=== Goal ===
Scan the lines below for the string "will" and copy every one that has it.

========================================

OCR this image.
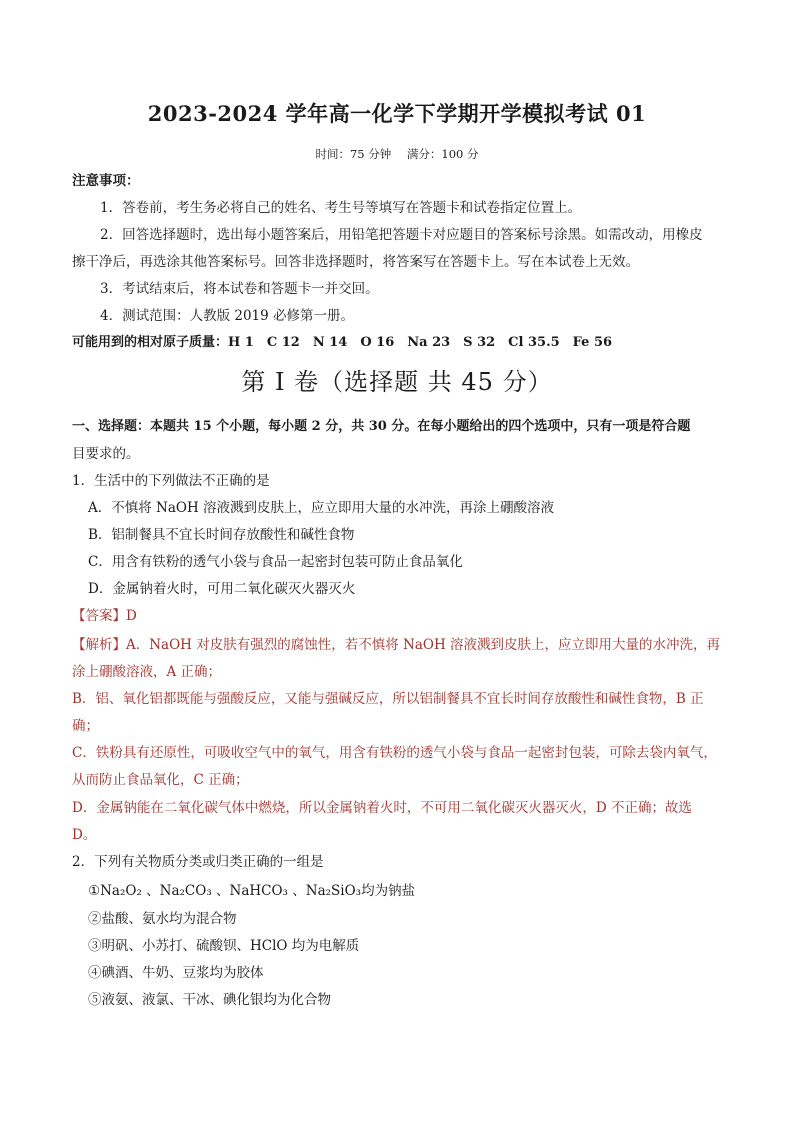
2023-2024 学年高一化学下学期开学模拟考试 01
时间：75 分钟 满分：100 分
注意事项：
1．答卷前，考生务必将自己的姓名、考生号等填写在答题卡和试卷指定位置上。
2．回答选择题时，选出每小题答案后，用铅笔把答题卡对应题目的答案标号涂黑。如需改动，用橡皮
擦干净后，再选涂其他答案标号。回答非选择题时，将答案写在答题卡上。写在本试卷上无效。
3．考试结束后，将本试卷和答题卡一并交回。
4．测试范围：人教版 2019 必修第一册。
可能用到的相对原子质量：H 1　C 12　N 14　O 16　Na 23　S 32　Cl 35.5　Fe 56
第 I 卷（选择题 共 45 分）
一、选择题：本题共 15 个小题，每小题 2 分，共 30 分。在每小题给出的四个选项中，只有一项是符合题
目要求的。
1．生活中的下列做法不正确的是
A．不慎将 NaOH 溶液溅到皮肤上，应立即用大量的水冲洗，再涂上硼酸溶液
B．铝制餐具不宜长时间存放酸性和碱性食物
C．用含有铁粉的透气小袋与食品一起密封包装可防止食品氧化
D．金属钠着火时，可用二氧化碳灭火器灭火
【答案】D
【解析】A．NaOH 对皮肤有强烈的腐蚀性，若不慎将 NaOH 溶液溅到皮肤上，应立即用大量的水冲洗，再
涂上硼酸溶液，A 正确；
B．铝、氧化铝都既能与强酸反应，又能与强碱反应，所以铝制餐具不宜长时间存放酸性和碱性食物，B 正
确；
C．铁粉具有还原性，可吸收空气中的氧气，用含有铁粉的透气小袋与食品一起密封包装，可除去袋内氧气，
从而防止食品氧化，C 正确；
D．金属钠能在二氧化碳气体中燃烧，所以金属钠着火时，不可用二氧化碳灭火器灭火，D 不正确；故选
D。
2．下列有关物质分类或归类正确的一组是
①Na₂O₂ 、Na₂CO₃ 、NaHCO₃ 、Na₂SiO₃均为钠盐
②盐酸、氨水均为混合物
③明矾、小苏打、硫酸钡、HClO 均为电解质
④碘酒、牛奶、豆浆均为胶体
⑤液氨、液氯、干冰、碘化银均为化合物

========================================

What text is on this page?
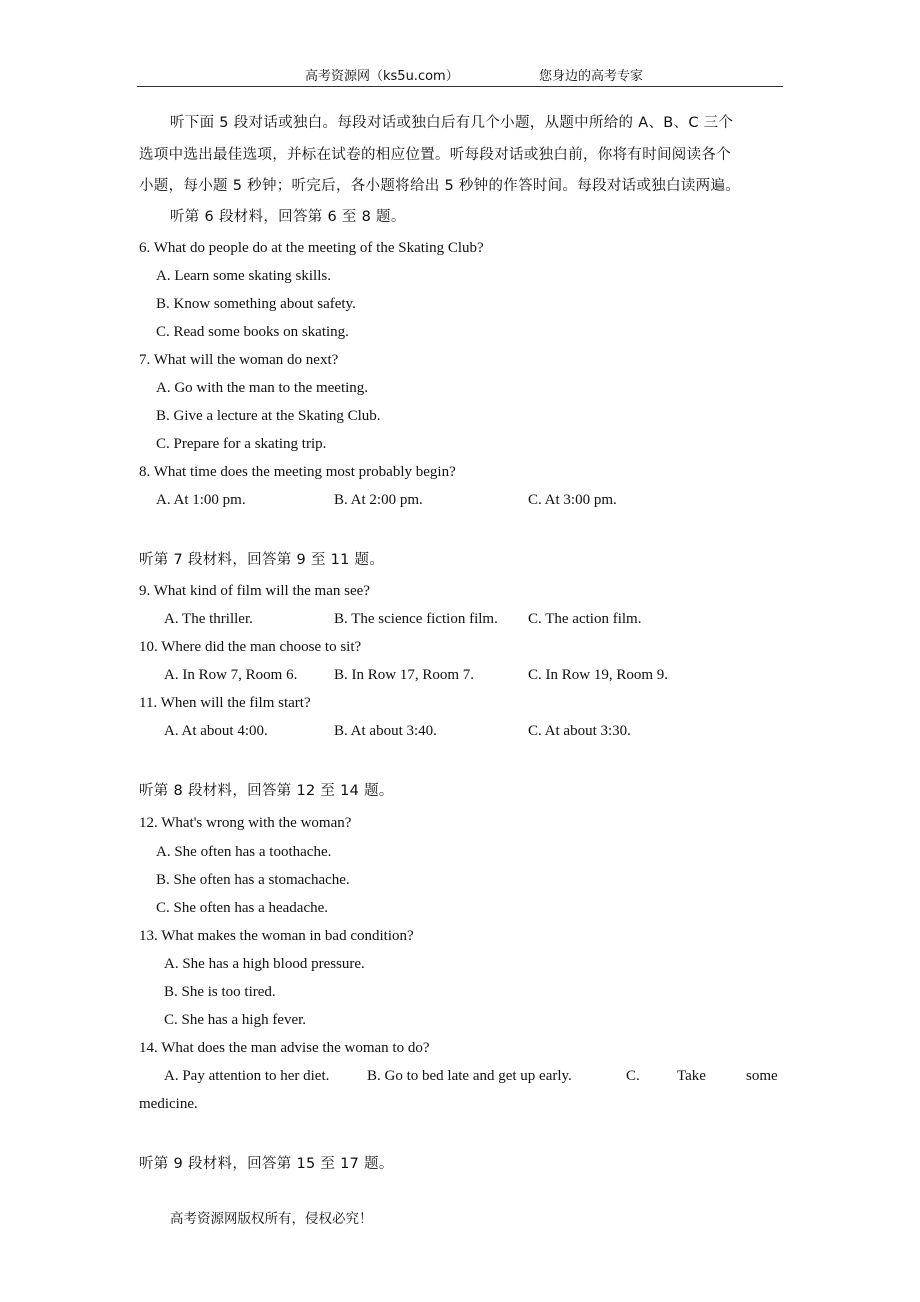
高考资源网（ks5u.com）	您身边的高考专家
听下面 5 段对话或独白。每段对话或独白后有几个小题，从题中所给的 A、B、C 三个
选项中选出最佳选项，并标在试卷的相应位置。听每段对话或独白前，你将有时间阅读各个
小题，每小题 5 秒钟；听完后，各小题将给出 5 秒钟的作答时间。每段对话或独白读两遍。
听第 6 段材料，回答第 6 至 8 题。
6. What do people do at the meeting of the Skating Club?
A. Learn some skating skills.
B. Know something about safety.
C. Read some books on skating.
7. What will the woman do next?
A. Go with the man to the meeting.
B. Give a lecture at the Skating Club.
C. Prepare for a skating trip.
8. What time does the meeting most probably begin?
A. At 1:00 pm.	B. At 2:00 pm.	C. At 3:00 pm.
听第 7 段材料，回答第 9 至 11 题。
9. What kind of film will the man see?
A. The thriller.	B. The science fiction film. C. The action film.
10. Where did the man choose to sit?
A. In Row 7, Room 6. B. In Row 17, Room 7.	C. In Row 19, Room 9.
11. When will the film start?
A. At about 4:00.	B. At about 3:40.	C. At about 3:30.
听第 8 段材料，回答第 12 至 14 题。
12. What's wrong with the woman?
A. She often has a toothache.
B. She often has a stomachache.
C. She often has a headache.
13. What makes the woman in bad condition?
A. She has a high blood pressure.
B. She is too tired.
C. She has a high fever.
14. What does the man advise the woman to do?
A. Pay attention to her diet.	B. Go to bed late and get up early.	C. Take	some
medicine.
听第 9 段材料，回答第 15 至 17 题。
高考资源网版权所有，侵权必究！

========================================

=== Solution ===
7. What will the woman do next?
9. What kind of film will the man see?
11. When will the film start?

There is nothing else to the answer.